Directions for this task = Take each line containing "উপসর" and report it exactly as written.

Records supplied =
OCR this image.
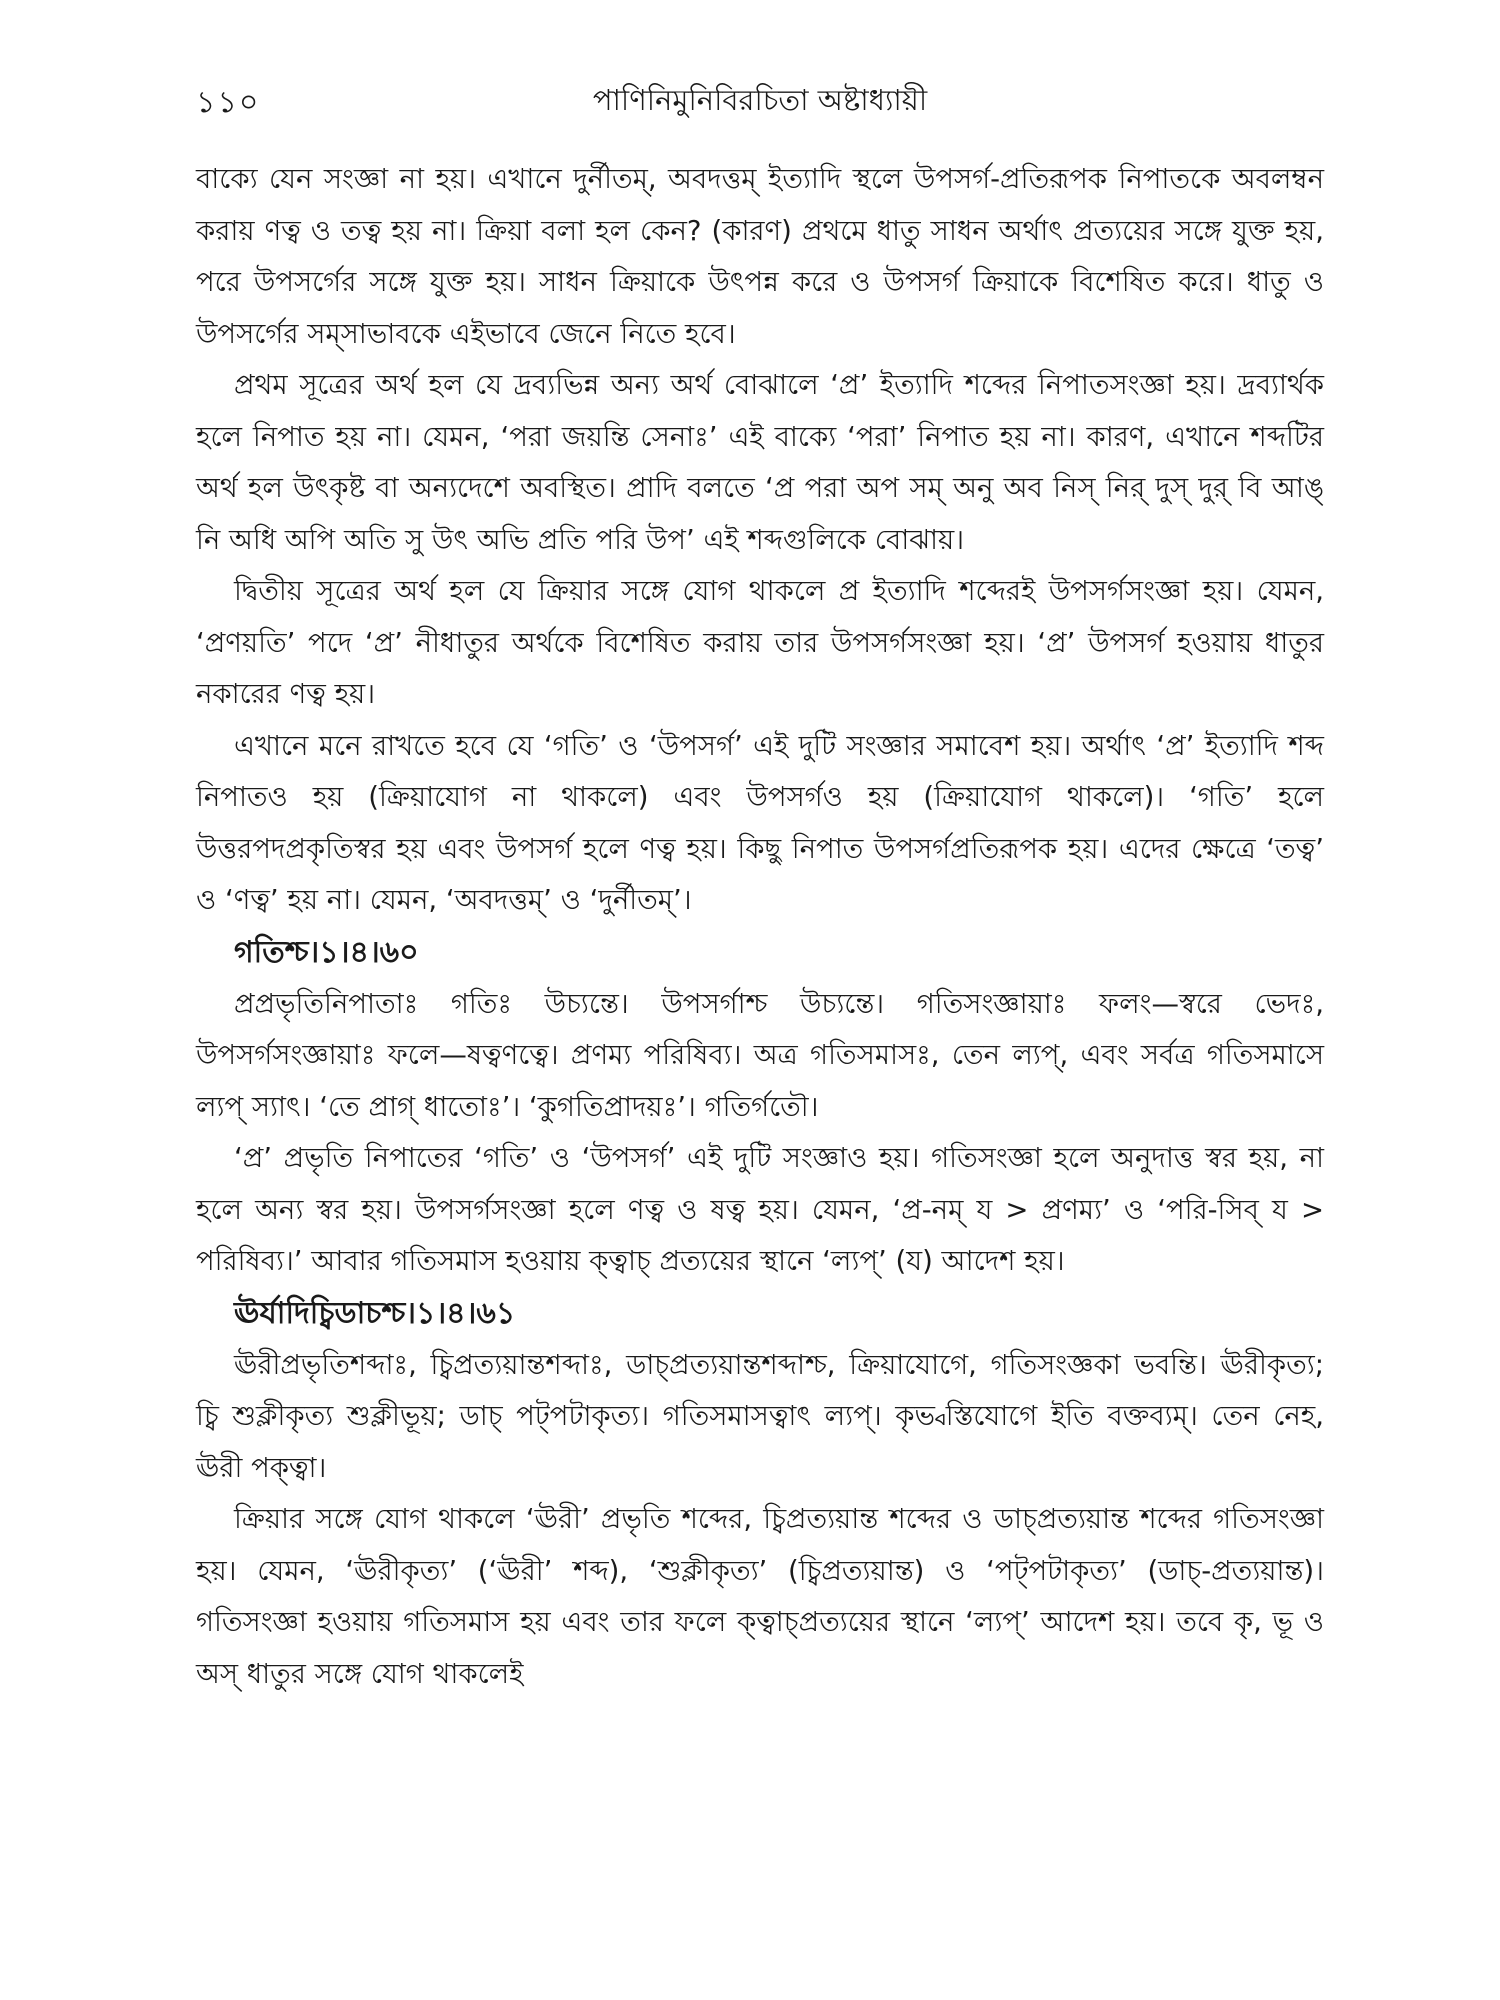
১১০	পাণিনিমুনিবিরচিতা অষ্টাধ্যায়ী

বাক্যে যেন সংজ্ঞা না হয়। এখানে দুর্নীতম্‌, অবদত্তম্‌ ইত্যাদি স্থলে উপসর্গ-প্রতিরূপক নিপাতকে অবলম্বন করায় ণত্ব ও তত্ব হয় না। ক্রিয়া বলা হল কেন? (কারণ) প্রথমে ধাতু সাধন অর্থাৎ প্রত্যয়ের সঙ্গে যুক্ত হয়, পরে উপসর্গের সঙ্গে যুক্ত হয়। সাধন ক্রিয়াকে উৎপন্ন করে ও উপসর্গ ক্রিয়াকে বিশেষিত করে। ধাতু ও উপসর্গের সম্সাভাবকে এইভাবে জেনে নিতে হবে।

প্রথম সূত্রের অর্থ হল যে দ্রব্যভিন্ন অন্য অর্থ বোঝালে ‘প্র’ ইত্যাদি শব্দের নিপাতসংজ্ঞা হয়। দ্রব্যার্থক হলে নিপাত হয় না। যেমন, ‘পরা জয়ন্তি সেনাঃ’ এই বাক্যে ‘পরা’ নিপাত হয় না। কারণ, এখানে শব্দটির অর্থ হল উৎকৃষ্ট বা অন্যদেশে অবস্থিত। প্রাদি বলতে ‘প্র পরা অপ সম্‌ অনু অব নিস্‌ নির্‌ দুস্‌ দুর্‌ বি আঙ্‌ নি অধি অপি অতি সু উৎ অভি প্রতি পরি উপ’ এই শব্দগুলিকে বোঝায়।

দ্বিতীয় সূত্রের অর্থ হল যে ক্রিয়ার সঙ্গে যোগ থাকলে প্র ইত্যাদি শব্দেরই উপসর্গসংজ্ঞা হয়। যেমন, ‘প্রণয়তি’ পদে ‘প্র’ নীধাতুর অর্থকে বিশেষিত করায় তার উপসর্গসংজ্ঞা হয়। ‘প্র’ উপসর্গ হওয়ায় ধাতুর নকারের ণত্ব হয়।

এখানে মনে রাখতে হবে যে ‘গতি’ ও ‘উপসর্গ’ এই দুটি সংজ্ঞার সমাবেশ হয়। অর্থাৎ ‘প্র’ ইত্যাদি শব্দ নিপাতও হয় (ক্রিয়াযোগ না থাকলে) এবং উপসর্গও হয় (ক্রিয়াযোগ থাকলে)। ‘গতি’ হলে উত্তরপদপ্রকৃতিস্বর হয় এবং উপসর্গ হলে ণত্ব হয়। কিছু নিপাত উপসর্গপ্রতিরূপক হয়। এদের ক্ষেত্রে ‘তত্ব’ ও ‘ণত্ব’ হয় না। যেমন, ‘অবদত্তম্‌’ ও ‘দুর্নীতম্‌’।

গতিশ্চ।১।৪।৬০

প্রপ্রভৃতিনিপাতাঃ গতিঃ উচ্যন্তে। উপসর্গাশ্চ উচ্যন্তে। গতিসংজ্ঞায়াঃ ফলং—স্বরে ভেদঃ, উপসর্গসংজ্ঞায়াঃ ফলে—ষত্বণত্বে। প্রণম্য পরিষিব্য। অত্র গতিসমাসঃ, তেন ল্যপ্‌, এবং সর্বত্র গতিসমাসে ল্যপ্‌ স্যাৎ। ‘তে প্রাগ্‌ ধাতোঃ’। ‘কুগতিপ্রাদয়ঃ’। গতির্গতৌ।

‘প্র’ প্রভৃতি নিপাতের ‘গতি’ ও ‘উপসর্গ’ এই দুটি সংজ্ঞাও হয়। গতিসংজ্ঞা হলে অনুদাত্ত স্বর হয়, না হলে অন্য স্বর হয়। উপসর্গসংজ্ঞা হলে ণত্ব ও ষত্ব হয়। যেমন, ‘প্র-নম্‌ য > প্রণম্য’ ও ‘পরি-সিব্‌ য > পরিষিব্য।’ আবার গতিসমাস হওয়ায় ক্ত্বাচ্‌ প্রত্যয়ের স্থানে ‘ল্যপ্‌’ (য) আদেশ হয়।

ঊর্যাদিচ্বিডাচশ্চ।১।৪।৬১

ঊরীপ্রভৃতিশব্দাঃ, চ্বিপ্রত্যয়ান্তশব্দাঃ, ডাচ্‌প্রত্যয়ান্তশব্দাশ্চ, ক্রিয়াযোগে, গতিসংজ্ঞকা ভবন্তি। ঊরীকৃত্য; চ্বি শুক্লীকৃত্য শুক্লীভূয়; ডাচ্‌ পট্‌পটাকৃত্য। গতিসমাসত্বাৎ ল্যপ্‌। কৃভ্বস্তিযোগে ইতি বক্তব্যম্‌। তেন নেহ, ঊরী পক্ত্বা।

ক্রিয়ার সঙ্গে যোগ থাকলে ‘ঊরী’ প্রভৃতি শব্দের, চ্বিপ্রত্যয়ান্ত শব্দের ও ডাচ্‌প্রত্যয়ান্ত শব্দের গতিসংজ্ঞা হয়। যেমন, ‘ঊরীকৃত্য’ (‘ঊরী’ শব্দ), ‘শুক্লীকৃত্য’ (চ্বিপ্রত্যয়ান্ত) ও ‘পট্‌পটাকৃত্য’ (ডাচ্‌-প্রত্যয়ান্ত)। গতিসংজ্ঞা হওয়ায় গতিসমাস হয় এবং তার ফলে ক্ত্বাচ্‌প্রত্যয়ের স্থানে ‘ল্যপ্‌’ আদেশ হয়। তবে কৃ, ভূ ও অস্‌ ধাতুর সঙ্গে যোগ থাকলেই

Solution =
বাক্যে যেন সংজ্ঞা না হয়। এখানে দুর্নীতম্‌, অবদত্তম্‌ ইত্যাদি স্থলে উপসর্গ-প্রতিরূপক নিপাতকে অবলম্বন করায় ণত্ব ও তত্ব হয় না। ক্রিয়া বলা হল কেন? (কারণ) প্রথমে ধাতু সাধন অর্থাৎ প্রত্যয়ের সঙ্গে যুক্ত হয়, পরে উপসর্গের সঙ্গে যুক্ত হয়। সাধন ক্রিয়াকে উৎপন্ন করে ও উপসর্গ ক্রিয়াকে বিশেষিত করে। ধাতু ও উপসর্গের সম্সাভাবকে এইভাবে জেনে নিতে হবে।
দ্বিতীয় সূত্রের অর্থ হল যে ক্রিয়ার সঙ্গে যোগ থাকলে প্র ইত্যাদি শব্দেরই উপসর্গসংজ্ঞা হয়। যেমন, ‘প্রণয়তি’ পদে ‘প্র’ নীধাতুর অর্থকে বিশেষিত করায় তার উপসর্গসংজ্ঞা হয়। ‘প্র’ উপসর্গ হওয়ায় ধাতুর নকারের ণত্ব হয়।
এখানে মনে রাখতে হবে যে ‘গতি’ ও ‘উপসর্গ’ এই দুটি সংজ্ঞার সমাবেশ হয়। অর্থাৎ ‘প্র’ ইত্যাদি শব্দ নিপাতও হয় (ক্রিয়াযোগ না থাকলে) এবং উপসর্গও হয় (ক্রিয়াযোগ থাকলে)। ‘গতি’ হলে উত্তরপদপ্রকৃতিস্বর হয় এবং উপসর্গ হলে ণত্ব হয়। কিছু নিপাত উপসর্গপ্রতিরূপক হয়। এদের ক্ষেত্রে ‘তত্ব’ ও ‘ণত্ব’ হয় না। যেমন, ‘অবদত্তম্‌’ ও ‘দুর্নীতম্‌’।
প্রপ্রভৃতিনিপাতাঃ গতিঃ উচ্যন্তে। উপসর্গাশ্চ উচ্যন্তে। গতিসংজ্ঞায়াঃ ফলং—স্বরে ভেদঃ, উপসর্গসংজ্ঞায়াঃ ফলে—ষত্বণত্বে। প্রণম্য পরিষিব্য। অত্র গতিসমাসঃ, তেন ল্যপ্‌, এবং সর্বত্র গতিসমাসে ল্যপ্‌ স্যাৎ। ‘তে প্রাগ্‌ ধাতোঃ’। ‘কুগতিপ্রাদয়ঃ’। গতির্গতৌ।
‘প্র’ প্রভৃতি নিপাতের ‘গতি’ ও ‘উপসর্গ’ এই দুটি সংজ্ঞাও হয়। গতিসংজ্ঞা হলে অনুদাত্ত স্বর হয়, না হলে অন্য স্বর হয়। উপসর্গসংজ্ঞা হলে ণত্ব ও ষত্ব হয়। যেমন, ‘প্র-নম্‌ য > প্রণম্য’ ও ‘পরি-সিব্‌ য > পরিষিব্য।’ আবার গতিসমাস হওয়ায় ক্ত্বাচ্‌ প্রত্যয়ের স্থানে ‘ল্যপ্‌’ (য) আদেশ হয়।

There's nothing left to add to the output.